_What you have to do_.
Check each line of the records below and collect those holding "PHẨM".

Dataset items
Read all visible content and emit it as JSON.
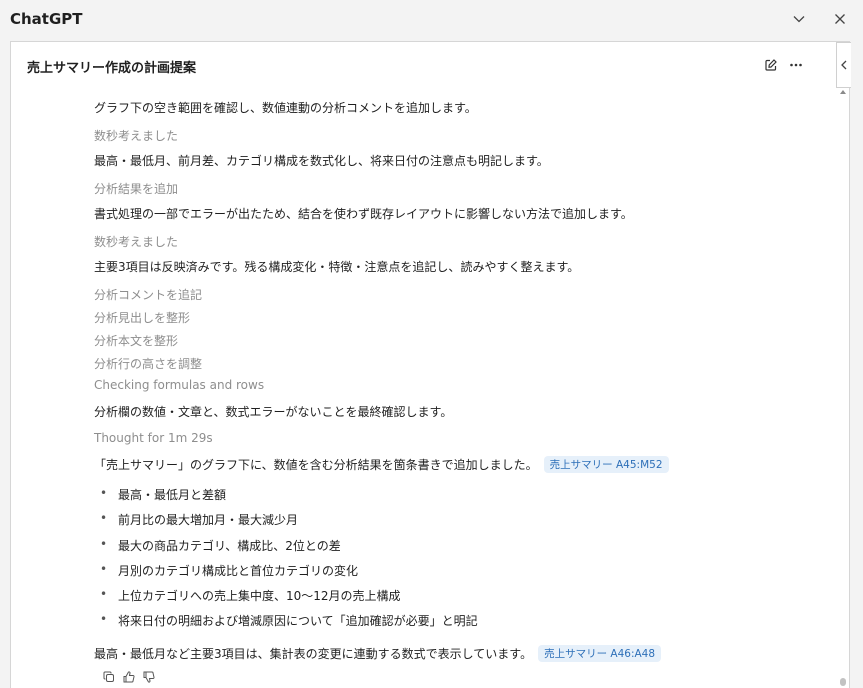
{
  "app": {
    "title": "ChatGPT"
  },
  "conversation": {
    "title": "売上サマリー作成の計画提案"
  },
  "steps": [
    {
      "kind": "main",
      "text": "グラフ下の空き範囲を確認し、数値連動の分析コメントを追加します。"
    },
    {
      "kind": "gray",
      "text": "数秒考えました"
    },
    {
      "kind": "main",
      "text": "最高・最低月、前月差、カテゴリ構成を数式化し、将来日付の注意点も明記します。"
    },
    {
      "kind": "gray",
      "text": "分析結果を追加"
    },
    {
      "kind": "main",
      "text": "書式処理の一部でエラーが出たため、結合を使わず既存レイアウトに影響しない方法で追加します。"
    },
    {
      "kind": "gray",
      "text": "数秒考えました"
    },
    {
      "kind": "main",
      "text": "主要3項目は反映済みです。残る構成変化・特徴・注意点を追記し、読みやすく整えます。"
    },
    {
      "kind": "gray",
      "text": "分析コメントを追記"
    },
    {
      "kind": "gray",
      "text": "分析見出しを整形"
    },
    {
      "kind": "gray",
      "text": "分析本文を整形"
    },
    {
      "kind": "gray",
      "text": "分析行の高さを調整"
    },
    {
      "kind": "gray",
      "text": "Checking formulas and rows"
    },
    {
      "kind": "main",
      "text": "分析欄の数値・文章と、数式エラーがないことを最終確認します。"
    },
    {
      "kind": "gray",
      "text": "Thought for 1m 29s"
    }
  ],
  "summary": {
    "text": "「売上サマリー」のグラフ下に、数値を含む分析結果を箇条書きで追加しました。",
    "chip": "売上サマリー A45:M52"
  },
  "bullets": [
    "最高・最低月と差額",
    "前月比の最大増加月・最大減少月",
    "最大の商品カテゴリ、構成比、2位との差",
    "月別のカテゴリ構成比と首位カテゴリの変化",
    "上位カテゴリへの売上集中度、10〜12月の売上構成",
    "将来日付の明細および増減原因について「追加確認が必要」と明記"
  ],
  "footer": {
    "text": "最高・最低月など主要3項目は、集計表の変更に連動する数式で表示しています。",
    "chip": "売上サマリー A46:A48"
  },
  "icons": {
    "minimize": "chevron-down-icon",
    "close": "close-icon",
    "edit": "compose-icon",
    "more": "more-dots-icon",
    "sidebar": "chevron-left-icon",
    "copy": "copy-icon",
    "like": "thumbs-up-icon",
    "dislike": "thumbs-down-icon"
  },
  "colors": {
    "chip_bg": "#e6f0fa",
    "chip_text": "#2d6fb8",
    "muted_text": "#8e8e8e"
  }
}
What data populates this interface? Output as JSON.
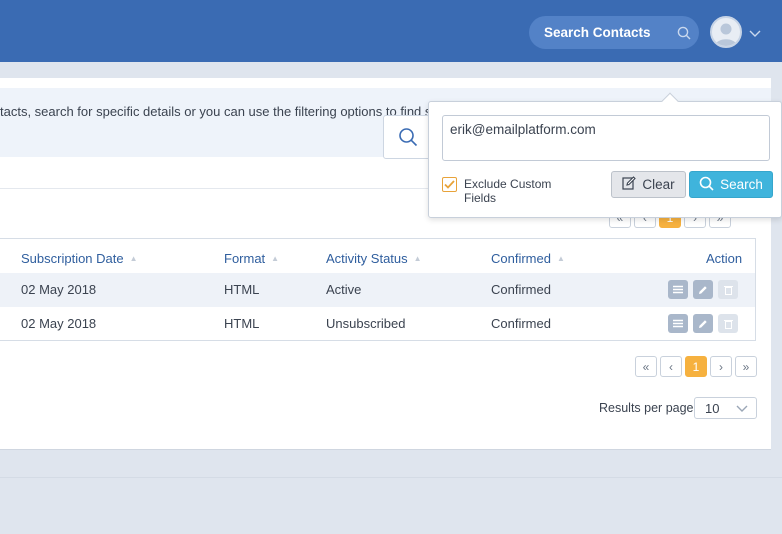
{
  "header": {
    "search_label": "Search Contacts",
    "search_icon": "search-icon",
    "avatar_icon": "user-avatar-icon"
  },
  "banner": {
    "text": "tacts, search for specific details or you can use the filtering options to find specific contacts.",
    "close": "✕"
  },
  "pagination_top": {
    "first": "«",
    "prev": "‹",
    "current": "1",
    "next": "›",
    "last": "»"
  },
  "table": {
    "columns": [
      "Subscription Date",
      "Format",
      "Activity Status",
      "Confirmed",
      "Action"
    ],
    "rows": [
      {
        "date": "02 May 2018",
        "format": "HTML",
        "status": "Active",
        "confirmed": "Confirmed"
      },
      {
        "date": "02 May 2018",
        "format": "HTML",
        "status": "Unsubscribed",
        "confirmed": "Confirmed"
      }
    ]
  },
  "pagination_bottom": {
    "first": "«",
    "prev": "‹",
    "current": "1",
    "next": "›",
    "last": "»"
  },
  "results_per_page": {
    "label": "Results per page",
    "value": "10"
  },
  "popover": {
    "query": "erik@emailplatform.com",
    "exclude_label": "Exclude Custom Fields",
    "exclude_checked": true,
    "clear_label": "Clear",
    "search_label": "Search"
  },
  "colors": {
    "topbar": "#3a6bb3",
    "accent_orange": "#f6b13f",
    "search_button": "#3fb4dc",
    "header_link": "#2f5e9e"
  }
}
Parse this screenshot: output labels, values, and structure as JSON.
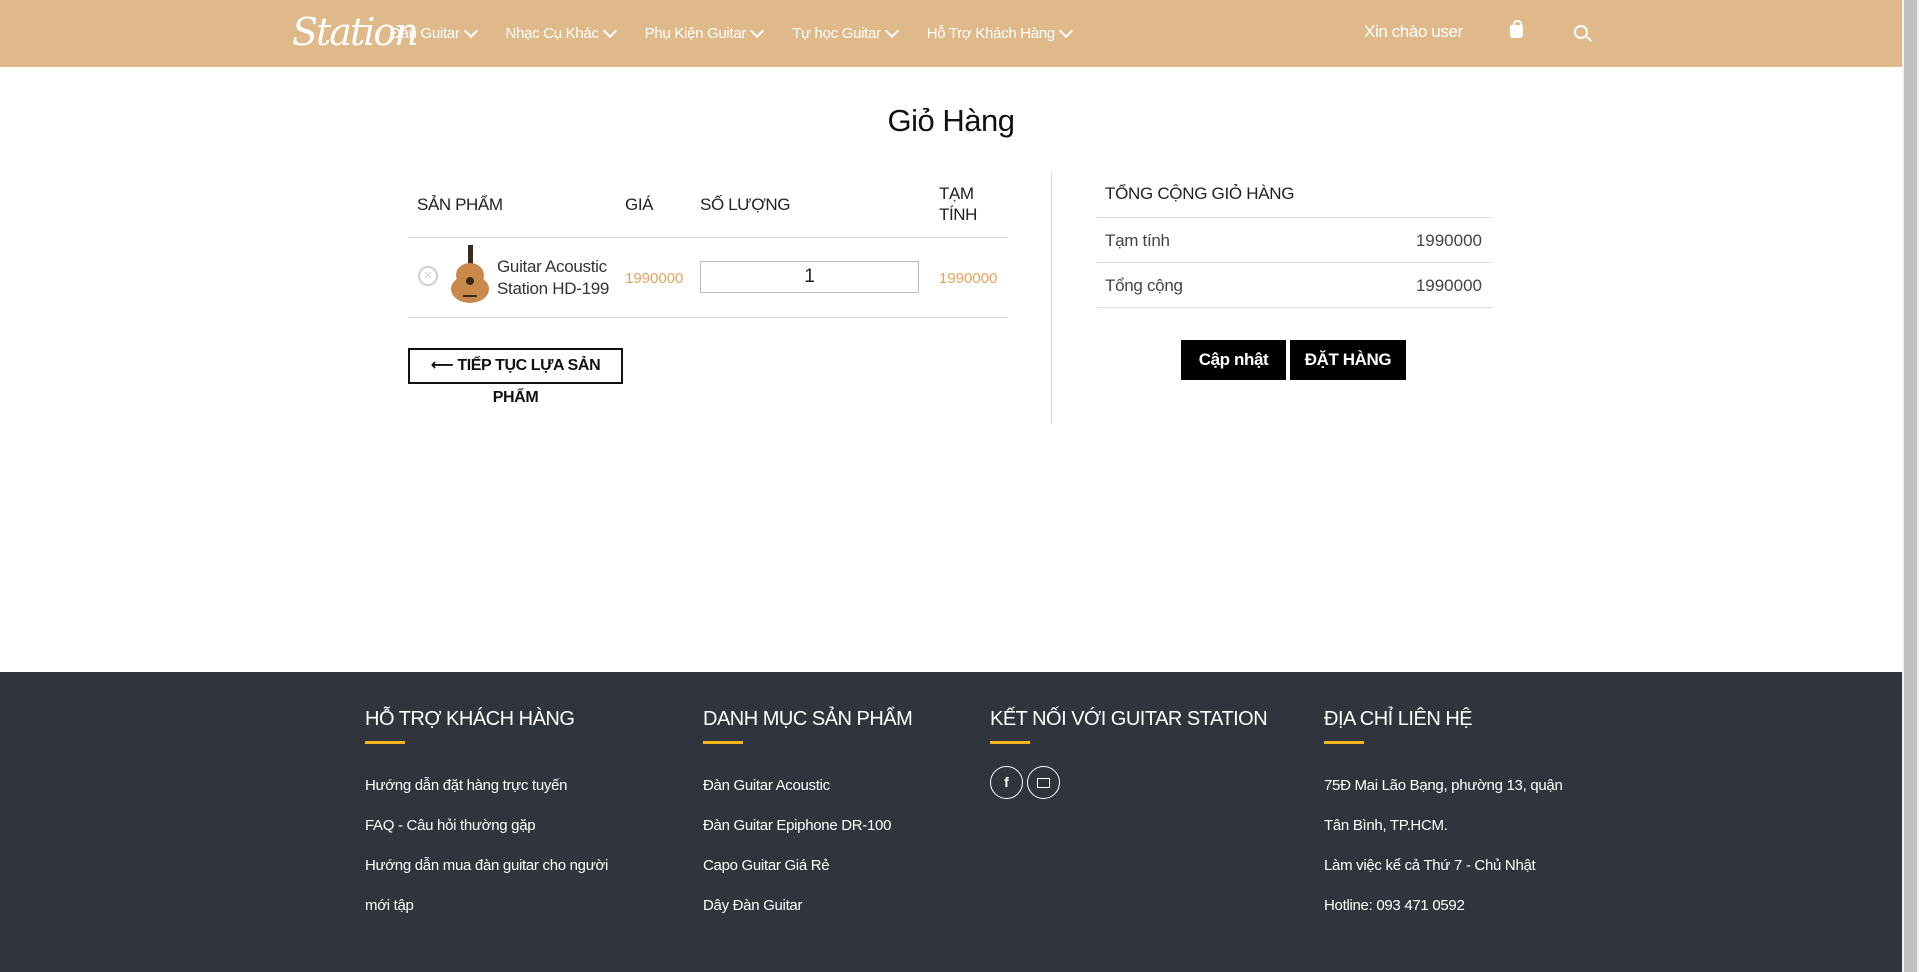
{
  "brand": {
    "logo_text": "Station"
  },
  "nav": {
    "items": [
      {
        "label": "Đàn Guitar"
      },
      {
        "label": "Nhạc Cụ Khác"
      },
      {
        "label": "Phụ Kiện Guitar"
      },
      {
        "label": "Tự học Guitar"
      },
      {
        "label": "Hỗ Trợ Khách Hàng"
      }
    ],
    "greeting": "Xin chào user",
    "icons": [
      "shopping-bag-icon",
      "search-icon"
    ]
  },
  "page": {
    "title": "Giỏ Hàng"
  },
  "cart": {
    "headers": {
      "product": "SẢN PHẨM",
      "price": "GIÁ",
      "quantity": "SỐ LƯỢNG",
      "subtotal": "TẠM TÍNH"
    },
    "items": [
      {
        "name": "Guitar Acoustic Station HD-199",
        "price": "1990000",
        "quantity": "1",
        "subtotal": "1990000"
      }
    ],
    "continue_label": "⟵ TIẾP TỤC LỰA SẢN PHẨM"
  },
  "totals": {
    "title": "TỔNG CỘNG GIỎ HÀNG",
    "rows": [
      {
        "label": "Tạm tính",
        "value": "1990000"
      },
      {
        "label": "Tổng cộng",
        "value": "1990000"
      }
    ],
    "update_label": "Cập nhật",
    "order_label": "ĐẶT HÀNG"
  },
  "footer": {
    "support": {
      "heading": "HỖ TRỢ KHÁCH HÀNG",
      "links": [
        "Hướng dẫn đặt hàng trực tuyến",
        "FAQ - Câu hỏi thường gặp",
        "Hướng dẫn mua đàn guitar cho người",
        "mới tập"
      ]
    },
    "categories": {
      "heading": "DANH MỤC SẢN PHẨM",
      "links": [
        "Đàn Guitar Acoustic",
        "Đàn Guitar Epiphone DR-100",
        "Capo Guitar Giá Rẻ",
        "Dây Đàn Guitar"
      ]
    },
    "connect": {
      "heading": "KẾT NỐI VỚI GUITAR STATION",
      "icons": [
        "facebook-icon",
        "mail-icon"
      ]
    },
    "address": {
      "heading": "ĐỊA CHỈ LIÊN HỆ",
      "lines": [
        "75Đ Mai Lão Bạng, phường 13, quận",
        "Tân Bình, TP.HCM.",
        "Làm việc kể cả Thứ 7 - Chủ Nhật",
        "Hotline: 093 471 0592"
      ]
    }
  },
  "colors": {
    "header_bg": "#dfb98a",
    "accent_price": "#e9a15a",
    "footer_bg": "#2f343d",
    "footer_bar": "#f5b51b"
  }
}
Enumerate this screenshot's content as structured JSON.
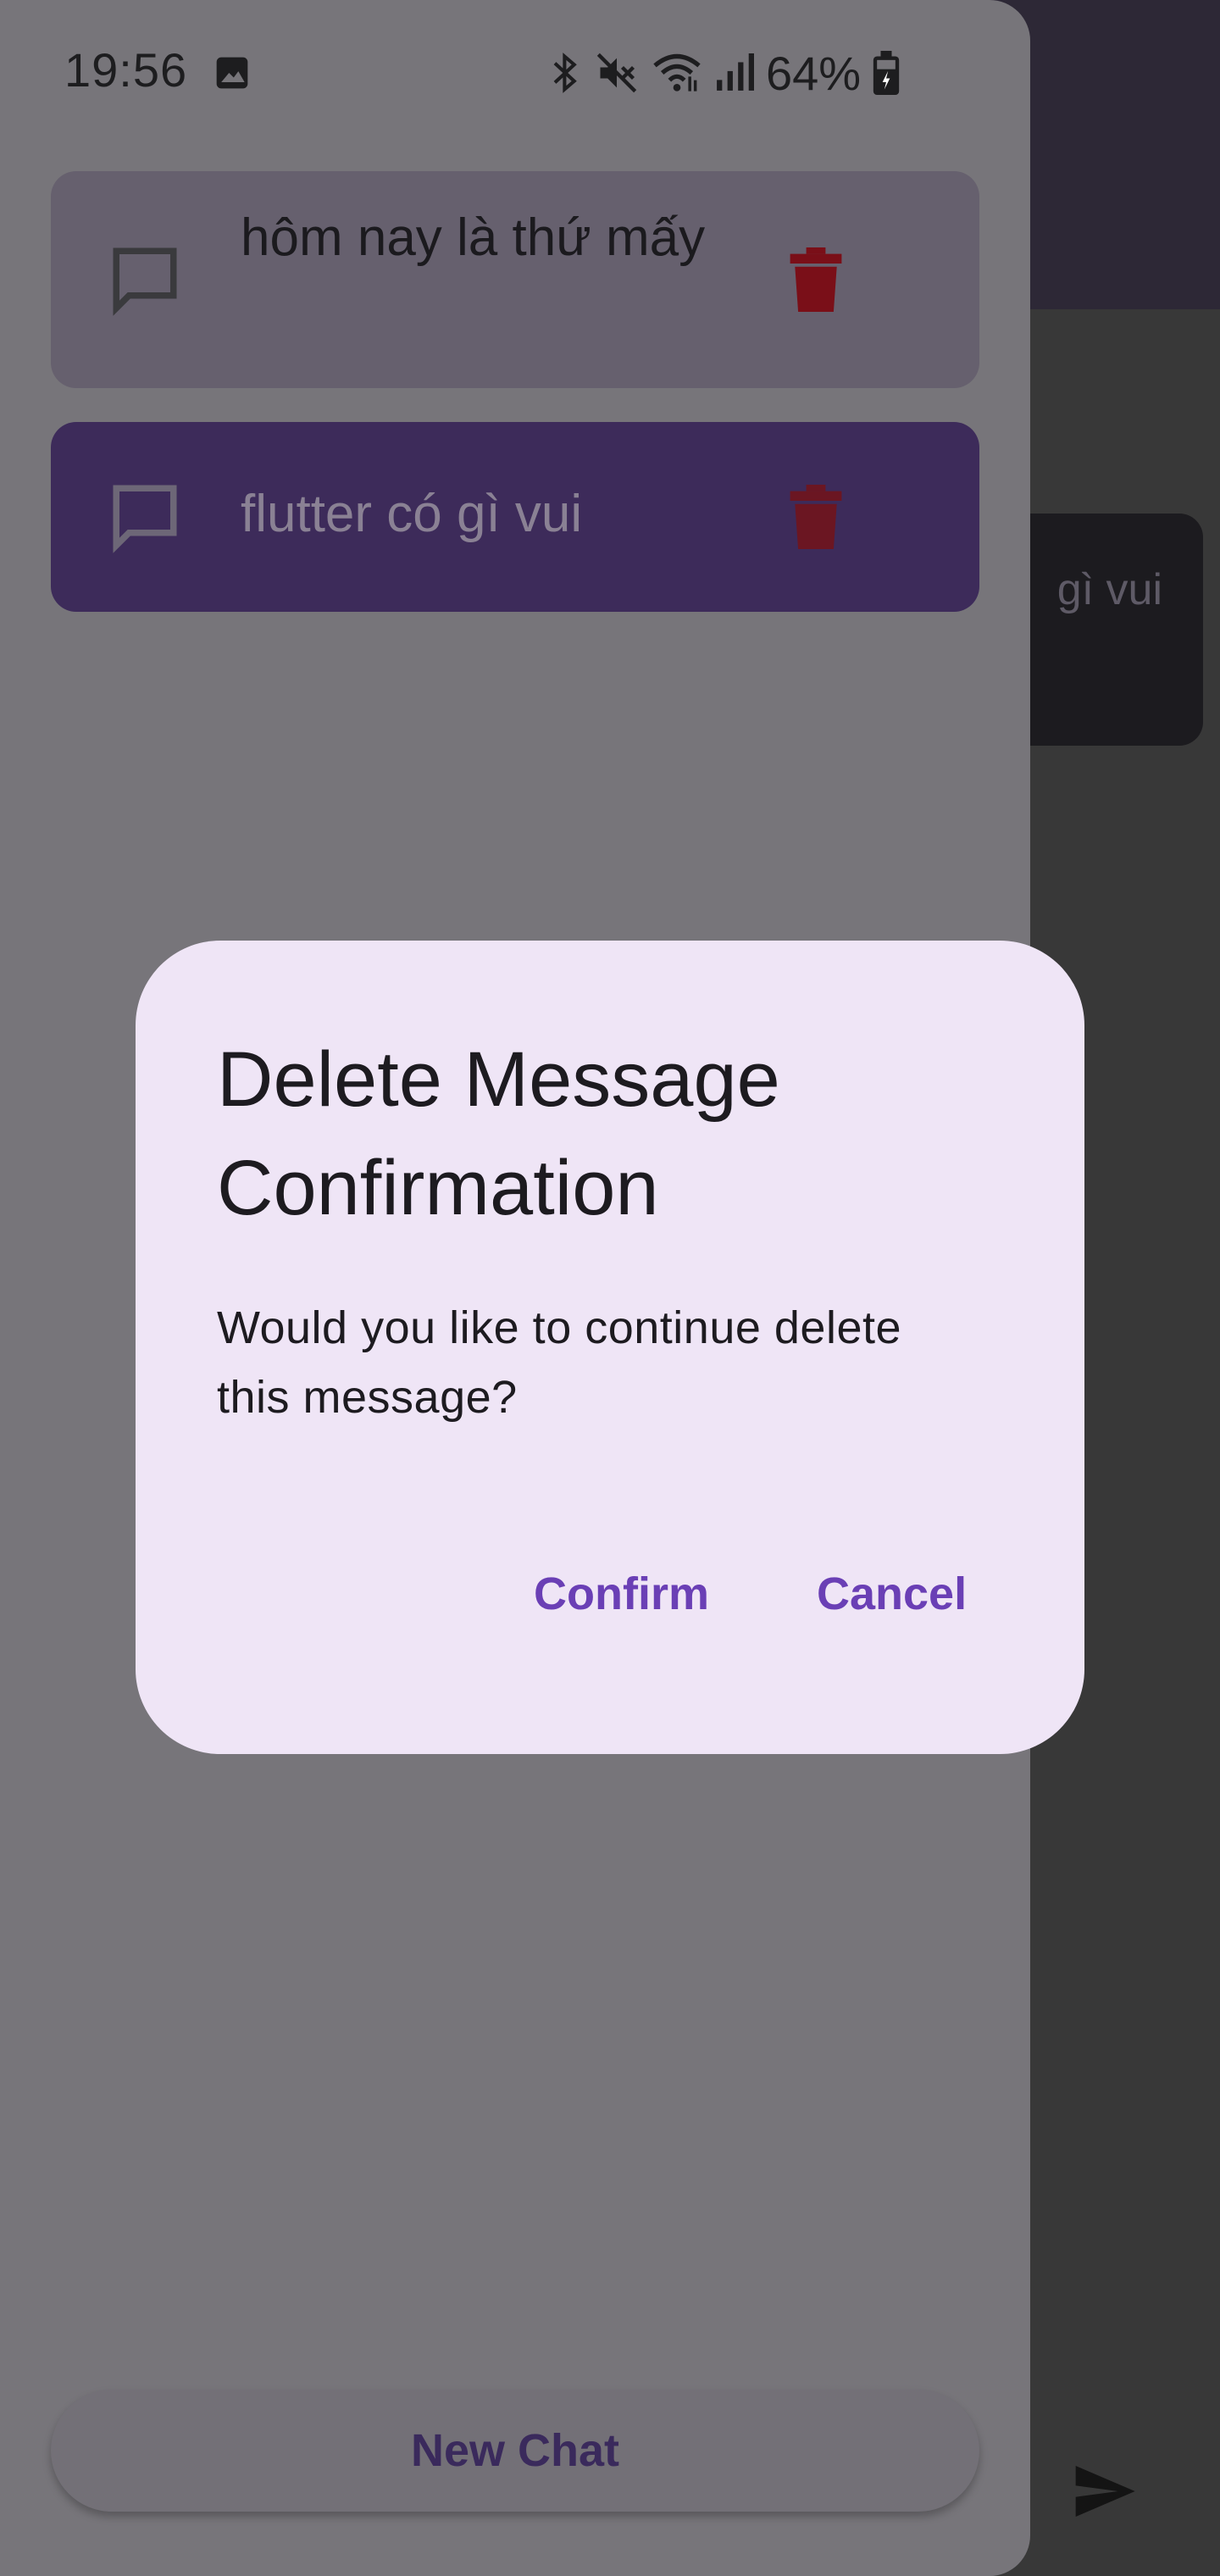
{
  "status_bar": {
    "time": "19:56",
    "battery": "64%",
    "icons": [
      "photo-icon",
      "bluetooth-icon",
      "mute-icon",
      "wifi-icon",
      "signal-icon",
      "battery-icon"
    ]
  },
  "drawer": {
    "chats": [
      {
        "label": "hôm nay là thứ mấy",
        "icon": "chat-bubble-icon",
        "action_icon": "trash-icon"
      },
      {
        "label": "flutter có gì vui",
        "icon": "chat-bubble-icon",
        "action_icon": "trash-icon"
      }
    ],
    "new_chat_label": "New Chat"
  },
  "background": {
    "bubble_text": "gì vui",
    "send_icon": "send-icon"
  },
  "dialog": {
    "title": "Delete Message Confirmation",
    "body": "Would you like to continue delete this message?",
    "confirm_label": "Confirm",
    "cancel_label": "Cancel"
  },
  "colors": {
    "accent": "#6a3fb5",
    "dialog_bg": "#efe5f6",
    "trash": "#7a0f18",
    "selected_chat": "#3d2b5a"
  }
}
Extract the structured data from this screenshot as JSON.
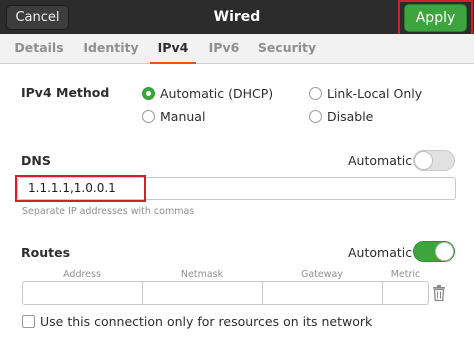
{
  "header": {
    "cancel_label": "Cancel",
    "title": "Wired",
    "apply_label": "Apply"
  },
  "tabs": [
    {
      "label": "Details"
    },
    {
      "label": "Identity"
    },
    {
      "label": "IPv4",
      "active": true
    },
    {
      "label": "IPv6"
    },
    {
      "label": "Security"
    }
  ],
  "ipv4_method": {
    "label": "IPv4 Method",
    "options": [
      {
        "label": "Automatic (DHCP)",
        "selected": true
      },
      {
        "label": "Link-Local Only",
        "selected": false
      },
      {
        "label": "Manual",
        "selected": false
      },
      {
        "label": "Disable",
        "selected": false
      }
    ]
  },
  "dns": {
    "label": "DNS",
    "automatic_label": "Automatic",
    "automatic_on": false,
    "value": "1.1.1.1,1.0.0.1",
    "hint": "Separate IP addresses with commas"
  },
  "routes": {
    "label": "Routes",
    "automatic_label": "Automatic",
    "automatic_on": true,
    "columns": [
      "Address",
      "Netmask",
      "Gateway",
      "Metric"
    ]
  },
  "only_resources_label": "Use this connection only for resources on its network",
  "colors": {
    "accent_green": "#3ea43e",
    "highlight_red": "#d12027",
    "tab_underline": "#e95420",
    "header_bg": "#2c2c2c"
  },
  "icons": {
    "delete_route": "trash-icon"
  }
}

_Completed exercise_.
      "product": "SẢN PHẨM",
    "continue_label": "⟵ TIẾP TỤC LỰA SẢN PHẨM"
      "heading": "DANH MỤC SẢN PHẨM",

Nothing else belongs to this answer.